Task to carry out:
Which lines in the material below contain the word "template"? Copy each of them.

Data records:
+++++

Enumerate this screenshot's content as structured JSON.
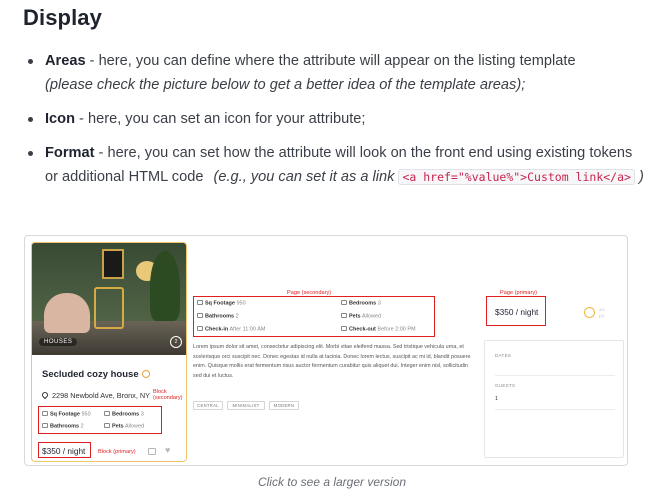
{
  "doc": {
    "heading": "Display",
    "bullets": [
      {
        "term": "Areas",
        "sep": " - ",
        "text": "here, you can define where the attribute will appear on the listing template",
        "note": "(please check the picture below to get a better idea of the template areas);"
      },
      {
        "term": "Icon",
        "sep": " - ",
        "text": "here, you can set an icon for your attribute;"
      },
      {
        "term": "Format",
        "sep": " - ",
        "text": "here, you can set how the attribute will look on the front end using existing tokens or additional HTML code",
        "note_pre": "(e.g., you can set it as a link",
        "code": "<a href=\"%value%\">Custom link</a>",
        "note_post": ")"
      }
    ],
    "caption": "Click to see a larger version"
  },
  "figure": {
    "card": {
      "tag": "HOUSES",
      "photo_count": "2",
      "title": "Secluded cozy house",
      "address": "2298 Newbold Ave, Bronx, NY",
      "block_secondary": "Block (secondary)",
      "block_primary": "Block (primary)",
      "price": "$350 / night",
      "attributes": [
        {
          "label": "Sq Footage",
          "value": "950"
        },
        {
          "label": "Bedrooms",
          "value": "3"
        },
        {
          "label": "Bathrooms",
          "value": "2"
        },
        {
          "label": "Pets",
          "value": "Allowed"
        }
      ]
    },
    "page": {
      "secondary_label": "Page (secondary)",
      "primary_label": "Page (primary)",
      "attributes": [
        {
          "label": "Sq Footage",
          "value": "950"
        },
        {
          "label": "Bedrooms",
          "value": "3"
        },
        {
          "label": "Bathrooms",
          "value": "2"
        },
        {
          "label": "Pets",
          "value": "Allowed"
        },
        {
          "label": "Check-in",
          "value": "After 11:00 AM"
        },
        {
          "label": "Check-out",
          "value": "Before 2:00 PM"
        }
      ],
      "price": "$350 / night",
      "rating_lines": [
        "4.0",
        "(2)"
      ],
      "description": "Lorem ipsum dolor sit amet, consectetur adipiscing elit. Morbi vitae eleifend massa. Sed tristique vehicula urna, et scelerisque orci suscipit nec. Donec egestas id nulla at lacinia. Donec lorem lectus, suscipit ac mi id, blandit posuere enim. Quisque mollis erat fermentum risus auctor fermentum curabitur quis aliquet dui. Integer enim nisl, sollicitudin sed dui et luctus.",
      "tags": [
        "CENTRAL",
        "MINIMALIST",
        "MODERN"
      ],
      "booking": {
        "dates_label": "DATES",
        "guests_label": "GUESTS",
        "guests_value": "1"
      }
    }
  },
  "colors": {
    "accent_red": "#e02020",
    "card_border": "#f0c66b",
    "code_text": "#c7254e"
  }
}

+++++

Reply:
        "text": "here, you can define where the attribute will appear on the listing template",
        "note": "(please check the picture below to get a better idea of the template areas);"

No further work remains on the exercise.